**Written request**
Copy the items word for word, starting with the first line and ending with the line that contains "408, 440, 442]".
BEGIN Provided records
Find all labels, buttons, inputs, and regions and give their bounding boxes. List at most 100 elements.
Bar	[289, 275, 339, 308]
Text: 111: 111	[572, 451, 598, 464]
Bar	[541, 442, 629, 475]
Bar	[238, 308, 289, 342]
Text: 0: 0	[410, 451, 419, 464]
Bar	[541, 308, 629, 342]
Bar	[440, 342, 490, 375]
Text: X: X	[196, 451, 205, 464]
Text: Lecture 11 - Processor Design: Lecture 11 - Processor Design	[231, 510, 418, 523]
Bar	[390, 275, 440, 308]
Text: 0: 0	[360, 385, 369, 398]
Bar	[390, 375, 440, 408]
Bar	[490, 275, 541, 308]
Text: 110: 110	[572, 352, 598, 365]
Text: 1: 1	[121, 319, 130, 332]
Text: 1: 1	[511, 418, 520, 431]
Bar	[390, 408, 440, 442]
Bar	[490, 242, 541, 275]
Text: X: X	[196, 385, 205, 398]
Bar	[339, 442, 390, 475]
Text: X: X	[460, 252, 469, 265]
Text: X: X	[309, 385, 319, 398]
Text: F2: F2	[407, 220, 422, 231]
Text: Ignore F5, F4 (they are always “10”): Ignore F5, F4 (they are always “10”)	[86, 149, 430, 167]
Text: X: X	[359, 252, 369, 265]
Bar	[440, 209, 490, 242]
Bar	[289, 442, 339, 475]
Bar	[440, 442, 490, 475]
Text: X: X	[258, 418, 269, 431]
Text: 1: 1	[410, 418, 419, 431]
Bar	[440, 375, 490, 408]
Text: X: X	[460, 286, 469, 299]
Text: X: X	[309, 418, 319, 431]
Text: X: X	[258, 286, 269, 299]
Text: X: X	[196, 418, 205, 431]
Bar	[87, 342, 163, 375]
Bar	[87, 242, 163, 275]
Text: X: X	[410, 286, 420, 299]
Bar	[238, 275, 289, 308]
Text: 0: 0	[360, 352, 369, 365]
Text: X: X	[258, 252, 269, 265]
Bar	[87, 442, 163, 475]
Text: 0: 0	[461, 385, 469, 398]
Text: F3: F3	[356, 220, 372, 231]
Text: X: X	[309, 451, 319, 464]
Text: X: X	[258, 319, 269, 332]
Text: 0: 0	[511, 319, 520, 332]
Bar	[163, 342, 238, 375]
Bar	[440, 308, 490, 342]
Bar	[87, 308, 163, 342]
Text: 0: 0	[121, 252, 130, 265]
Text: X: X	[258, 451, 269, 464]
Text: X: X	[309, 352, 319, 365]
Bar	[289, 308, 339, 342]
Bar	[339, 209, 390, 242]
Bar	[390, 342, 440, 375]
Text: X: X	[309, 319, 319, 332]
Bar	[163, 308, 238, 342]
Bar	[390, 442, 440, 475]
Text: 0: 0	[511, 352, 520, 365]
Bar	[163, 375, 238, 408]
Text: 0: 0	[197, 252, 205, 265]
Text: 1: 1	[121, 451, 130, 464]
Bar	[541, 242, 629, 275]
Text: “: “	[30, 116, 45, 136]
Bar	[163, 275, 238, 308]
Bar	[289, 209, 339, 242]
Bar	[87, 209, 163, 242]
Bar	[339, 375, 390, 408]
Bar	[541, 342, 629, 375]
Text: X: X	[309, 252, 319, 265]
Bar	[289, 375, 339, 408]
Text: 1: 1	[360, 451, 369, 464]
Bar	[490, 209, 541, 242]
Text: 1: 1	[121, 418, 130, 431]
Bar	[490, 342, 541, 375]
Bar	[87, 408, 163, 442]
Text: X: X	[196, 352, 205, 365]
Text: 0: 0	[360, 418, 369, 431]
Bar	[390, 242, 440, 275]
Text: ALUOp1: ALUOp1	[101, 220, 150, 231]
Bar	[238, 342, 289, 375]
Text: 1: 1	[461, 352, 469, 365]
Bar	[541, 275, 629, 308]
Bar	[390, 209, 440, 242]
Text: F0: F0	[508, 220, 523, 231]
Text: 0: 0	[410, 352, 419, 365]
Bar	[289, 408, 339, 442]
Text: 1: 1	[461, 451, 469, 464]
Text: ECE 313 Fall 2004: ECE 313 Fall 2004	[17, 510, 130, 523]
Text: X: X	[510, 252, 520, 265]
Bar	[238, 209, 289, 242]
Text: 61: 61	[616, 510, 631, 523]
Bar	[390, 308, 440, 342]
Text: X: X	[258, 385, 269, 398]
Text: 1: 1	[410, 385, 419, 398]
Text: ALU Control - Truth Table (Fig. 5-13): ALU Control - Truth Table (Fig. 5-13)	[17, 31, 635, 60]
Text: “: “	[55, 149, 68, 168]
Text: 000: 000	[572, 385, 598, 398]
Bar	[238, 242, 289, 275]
END Provided records
**Written answer**
Find all labels, buttons, inputs, and regions and give their bounding boxes. List at most 100 elements.
Bar	[289, 275, 339, 308]
Text: 111: 111	[572, 451, 598, 464]
Bar	[541, 442, 629, 475]
Bar	[238, 308, 289, 342]
Text: 0: 0	[410, 451, 419, 464]
Bar	[541, 308, 629, 342]
Bar	[440, 342, 490, 375]
Text: X: X	[196, 451, 205, 464]
Text: Lecture 11 - Processor Design: Lecture 11 - Processor Design	[231, 510, 418, 523]
Bar	[390, 275, 440, 308]
Text: 0: 0	[360, 385, 369, 398]
Bar	[390, 375, 440, 408]
Bar	[490, 275, 541, 308]
Text: 110: 110	[572, 352, 598, 365]
Text: 1: 1	[121, 319, 130, 332]
Text: 1: 1	[511, 418, 520, 431]
Bar	[390, 408, 440, 442]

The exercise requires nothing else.